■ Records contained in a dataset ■
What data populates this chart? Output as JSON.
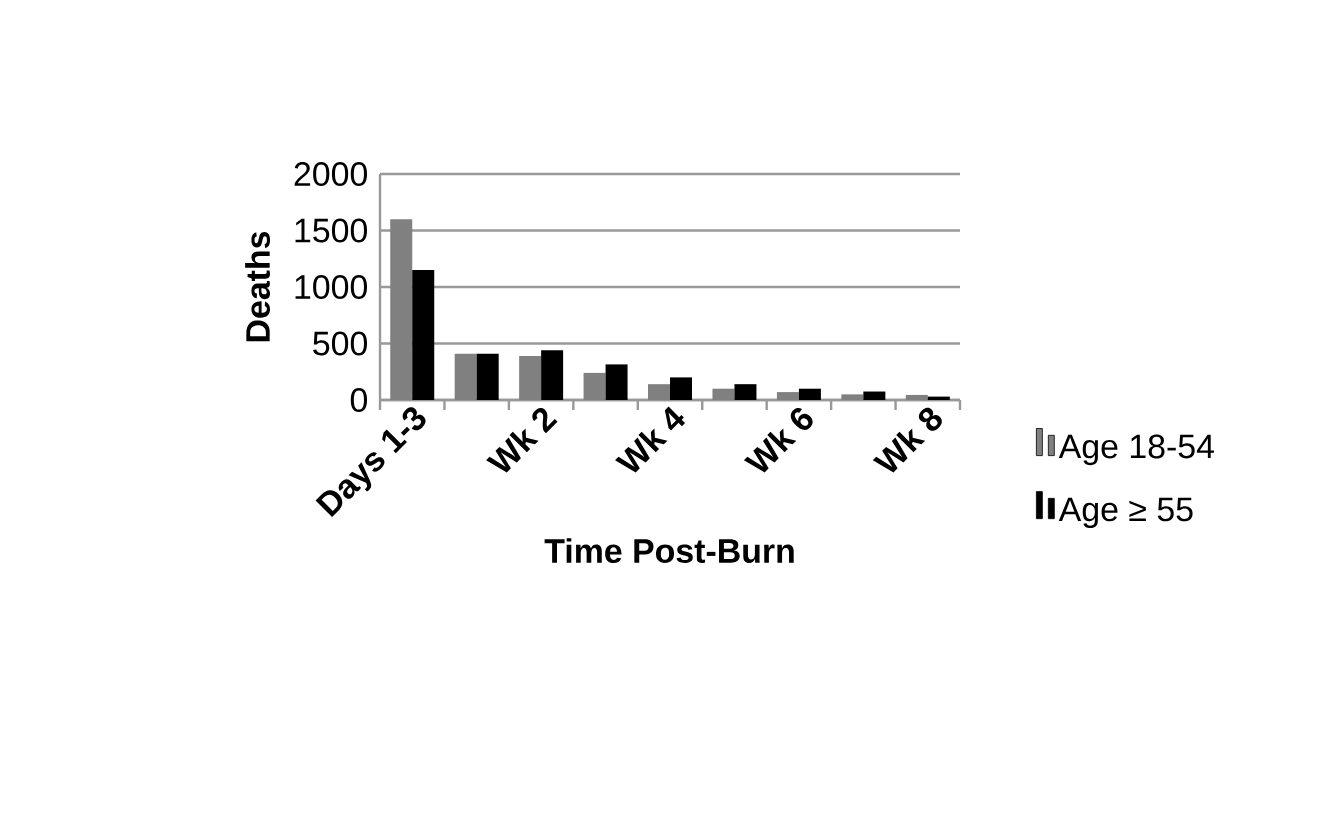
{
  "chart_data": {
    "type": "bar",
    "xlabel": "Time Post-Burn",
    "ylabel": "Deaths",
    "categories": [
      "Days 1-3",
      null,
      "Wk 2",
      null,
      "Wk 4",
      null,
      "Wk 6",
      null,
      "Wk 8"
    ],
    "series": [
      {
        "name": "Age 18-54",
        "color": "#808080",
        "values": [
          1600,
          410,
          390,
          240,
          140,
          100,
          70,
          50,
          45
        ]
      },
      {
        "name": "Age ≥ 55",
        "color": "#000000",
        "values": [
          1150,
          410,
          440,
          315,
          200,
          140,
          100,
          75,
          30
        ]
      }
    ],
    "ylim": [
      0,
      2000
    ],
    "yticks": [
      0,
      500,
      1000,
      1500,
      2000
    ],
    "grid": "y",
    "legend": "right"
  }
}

■ Work required ■
Extract all the entries word for word; omit any pictures.

■ Answer to the exercise ■
What data populates this chart? Output as JSON.
{
  "chart_data": {
    "type": "bar",
    "xlabel": "Time Post-Burn",
    "ylabel": "Deaths",
    "categories": [
      "Days 1-3",
      null,
      "Wk 2",
      null,
      "Wk 4",
      null,
      "Wk 6",
      null,
      "Wk 8"
    ],
    "series": [
      {
        "name": "Age 18-54",
        "color": "#808080",
        "values": [
          1600,
          410,
          390,
          240,
          140,
          100,
          70,
          50,
          45
        ]
      },
      {
        "name": "Age ≥ 55",
        "color": "#000000",
        "values": [
          1150,
          410,
          440,
          315,
          200,
          140,
          100,
          75,
          30
        ]
      }
    ],
    "ylim": [
      0,
      2000
    ],
    "yticks": [
      0,
      500,
      1000,
      1500,
      2000
    ],
    "grid": "y",
    "legend": "right"
  }
}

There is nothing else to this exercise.